**GOAL**:
Find every line in the records below that holds the word "nCode", and copy each one.

>> Start RECORD EXTRACTS

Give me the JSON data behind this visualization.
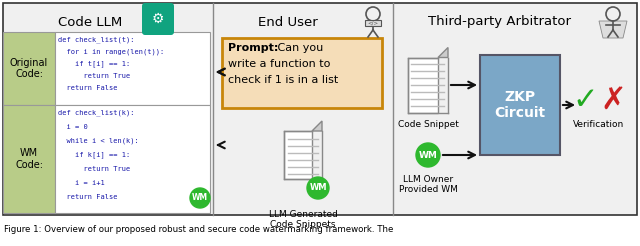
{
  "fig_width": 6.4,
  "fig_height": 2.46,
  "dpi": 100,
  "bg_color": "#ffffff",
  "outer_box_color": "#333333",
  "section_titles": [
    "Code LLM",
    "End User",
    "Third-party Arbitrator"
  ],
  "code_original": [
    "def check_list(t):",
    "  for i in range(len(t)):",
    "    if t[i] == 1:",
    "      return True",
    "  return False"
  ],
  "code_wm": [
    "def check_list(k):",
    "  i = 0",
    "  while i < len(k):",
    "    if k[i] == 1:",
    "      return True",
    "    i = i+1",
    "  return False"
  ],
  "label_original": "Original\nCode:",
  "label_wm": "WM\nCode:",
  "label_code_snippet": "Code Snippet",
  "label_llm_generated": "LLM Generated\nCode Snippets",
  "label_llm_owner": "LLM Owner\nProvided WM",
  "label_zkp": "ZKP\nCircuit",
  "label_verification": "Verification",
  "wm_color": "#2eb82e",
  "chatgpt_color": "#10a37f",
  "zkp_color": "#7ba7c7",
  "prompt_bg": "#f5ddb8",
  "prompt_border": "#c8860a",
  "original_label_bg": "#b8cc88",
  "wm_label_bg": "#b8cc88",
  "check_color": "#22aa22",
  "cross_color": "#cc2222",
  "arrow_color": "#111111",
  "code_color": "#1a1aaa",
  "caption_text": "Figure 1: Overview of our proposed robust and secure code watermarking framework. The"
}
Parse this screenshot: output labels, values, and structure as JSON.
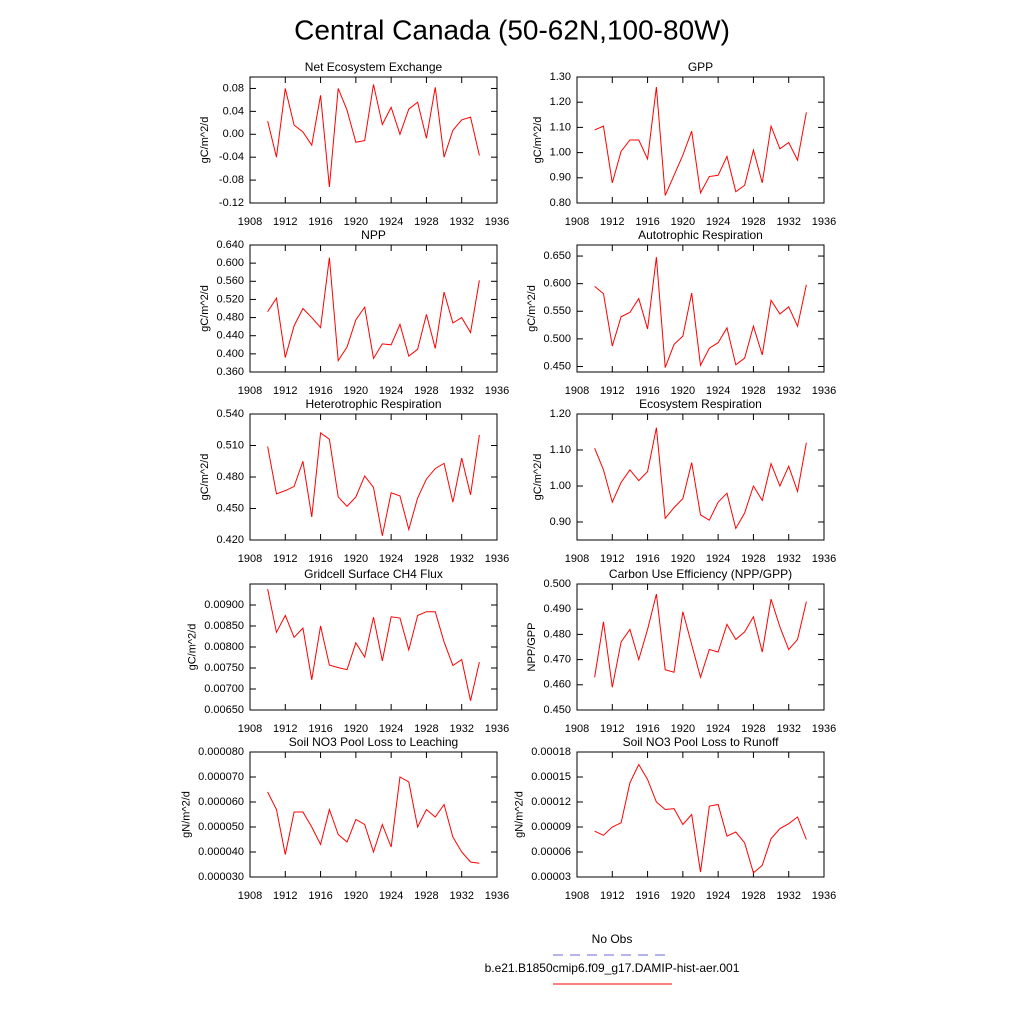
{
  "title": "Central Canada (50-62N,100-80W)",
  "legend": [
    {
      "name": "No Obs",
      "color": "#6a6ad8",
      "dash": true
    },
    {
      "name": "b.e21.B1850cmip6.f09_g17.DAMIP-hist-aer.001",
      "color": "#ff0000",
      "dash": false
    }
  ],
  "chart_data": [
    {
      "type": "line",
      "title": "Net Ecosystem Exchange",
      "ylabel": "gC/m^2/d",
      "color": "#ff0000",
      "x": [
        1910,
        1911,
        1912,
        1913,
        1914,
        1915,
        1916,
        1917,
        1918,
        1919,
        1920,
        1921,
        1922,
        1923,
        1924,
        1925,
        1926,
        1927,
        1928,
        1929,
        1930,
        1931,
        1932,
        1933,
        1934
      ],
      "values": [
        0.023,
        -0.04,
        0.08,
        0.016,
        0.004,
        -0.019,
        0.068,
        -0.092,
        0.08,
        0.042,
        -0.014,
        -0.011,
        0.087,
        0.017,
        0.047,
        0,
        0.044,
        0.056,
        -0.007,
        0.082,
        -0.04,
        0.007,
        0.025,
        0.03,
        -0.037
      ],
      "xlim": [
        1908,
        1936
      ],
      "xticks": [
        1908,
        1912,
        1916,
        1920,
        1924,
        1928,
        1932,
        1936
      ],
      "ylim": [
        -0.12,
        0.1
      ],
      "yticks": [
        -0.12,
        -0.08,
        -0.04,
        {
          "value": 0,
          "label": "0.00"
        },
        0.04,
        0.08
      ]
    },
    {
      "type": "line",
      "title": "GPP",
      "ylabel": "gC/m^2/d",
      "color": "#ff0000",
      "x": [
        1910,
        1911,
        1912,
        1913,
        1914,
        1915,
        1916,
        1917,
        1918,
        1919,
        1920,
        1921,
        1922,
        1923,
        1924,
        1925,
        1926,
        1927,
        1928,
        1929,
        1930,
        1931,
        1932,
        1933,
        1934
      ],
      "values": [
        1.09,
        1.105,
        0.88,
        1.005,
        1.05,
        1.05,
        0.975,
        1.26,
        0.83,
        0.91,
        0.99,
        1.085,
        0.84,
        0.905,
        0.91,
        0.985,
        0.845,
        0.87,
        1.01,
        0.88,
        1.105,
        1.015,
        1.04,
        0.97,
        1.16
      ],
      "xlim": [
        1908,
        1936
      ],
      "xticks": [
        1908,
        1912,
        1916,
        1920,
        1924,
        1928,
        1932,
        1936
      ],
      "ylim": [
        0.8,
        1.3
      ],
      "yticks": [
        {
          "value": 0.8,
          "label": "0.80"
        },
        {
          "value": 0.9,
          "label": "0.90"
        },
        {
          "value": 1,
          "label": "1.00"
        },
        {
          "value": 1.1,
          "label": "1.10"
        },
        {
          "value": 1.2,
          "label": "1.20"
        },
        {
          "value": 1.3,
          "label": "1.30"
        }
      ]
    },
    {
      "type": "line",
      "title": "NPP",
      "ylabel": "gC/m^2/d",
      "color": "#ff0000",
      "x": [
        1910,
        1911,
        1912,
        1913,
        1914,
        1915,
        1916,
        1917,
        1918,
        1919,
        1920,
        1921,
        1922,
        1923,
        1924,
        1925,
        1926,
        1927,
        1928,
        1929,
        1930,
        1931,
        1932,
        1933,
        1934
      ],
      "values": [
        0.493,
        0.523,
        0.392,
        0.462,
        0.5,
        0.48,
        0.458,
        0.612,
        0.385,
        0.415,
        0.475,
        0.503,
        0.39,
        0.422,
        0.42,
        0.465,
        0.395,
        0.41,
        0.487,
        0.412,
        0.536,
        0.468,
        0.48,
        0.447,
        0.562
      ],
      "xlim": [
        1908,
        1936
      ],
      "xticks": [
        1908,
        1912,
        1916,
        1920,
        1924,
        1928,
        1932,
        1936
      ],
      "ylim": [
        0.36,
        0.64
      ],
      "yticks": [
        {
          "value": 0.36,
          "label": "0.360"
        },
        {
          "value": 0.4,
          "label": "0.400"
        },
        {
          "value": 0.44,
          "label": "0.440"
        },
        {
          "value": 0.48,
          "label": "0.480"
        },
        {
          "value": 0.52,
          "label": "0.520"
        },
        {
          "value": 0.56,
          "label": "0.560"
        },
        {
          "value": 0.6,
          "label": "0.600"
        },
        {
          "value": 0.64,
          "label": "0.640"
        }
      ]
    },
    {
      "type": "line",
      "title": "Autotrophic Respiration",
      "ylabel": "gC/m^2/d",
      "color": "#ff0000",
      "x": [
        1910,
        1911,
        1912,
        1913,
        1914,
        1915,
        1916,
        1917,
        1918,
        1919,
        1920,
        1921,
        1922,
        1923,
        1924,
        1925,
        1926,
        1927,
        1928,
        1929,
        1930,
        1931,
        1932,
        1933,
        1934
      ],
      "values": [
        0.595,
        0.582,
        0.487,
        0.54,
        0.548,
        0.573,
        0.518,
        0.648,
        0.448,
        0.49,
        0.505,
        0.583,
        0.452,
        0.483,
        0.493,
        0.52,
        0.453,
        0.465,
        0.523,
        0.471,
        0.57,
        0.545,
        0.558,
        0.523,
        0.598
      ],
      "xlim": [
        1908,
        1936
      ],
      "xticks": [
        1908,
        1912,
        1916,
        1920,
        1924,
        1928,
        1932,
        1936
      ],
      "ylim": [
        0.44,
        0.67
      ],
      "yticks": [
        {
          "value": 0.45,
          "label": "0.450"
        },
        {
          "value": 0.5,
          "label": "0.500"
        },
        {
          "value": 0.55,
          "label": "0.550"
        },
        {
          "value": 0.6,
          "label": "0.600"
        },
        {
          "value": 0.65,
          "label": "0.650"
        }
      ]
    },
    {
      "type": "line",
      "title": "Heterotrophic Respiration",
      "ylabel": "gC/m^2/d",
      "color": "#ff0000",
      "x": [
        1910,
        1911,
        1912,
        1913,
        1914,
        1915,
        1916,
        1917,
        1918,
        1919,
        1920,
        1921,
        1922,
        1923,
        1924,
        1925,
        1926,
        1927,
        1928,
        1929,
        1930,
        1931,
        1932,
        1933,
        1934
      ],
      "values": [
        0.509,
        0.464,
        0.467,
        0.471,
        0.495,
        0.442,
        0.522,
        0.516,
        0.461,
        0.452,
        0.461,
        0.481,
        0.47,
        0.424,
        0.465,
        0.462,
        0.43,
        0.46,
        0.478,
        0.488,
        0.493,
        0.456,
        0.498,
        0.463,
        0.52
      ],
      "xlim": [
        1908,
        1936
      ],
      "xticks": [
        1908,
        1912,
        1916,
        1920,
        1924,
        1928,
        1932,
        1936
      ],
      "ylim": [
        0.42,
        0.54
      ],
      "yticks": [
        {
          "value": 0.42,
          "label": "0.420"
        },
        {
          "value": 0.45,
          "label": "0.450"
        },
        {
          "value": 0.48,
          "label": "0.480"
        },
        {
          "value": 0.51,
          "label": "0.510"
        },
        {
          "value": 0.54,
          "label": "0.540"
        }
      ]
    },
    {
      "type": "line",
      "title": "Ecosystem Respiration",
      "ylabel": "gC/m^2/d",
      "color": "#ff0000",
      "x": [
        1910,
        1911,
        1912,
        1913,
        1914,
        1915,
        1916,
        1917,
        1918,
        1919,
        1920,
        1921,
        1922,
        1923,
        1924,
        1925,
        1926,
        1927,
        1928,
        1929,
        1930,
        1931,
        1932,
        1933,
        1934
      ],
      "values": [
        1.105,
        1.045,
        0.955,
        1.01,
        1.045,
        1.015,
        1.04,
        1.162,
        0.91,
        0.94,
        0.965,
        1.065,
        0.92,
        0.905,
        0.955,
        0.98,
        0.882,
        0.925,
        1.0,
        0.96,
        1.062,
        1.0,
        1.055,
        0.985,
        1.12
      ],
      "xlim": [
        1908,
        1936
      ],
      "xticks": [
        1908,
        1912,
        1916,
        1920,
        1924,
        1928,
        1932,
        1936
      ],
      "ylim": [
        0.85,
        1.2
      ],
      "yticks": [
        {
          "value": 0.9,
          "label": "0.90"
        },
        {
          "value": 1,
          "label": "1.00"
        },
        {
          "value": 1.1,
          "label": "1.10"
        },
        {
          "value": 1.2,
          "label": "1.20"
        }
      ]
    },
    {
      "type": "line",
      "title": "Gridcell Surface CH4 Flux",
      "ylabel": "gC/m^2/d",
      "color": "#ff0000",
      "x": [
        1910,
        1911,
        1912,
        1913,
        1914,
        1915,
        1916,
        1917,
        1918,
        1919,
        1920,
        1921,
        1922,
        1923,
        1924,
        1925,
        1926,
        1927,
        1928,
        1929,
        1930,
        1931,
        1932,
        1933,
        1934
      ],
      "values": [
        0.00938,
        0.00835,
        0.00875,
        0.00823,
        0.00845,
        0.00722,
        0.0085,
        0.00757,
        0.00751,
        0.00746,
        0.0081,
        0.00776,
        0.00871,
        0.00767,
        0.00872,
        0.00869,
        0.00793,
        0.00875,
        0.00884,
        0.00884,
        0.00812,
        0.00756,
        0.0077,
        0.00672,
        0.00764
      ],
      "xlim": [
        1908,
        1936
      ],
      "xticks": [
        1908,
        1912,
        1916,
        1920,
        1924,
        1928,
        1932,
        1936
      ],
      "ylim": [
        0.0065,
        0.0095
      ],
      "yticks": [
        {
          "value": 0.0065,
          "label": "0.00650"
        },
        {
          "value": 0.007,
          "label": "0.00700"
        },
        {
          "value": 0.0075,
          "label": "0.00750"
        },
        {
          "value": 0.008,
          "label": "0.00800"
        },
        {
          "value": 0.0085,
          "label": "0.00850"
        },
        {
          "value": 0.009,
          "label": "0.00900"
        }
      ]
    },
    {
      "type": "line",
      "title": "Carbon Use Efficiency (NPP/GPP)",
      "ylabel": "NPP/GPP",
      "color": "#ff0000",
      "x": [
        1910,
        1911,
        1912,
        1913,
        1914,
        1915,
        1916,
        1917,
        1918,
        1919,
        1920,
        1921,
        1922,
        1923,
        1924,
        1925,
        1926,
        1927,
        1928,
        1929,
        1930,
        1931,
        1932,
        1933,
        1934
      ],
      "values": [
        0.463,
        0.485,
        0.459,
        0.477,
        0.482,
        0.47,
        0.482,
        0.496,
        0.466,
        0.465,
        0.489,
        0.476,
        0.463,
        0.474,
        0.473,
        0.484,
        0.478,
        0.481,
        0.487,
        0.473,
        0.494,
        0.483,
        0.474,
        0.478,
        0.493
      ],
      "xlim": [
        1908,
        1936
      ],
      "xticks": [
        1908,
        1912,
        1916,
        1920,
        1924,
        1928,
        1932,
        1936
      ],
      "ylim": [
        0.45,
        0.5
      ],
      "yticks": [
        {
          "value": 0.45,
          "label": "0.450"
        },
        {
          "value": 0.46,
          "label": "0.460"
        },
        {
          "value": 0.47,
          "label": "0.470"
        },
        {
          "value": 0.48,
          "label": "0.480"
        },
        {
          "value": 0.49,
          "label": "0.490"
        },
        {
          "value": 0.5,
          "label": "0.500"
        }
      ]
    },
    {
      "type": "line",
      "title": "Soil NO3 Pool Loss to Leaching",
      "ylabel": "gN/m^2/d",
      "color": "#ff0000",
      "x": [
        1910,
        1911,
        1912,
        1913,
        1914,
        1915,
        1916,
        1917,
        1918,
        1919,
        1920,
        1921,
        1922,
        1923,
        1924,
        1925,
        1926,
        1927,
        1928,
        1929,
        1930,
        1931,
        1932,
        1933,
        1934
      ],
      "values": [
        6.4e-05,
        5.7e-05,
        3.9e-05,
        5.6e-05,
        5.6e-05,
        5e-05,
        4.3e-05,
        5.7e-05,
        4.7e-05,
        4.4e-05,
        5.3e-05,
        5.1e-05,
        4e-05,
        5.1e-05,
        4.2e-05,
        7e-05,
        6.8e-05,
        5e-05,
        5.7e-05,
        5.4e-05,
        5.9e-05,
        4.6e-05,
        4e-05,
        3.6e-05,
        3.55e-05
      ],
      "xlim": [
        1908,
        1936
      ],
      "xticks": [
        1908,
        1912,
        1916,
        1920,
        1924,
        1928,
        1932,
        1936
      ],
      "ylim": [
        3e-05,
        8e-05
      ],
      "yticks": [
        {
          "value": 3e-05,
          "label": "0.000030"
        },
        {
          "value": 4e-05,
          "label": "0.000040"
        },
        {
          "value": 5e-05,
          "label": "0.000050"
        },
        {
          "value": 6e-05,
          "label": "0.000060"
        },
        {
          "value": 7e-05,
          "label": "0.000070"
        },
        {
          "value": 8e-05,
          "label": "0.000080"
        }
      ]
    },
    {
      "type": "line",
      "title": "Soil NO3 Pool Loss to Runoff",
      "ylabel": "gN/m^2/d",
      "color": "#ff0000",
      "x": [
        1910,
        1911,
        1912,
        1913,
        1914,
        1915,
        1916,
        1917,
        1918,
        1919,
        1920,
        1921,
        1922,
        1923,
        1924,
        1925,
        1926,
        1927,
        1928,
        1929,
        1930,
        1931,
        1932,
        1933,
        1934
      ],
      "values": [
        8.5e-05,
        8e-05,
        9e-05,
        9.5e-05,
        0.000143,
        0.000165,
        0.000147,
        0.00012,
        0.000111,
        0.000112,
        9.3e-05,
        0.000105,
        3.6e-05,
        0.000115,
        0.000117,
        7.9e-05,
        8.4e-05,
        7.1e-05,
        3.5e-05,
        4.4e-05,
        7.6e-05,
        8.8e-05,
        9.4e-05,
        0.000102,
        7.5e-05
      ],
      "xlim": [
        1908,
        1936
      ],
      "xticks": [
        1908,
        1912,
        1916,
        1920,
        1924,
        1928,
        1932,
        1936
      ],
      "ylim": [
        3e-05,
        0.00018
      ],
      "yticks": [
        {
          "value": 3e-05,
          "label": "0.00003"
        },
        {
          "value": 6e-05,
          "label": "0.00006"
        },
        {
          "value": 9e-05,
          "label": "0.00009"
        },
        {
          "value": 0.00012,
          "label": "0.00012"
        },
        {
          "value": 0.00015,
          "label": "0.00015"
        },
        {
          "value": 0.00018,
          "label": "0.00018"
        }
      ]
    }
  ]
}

>> End RECORD EXTRACTS

**WRITTEN RESPONSE**:
  "label_original": "Original\nCode:",
  "label_wm": "WM\nCode:",
  "label_llm_generated": "LLM Generated\nCode Snippets",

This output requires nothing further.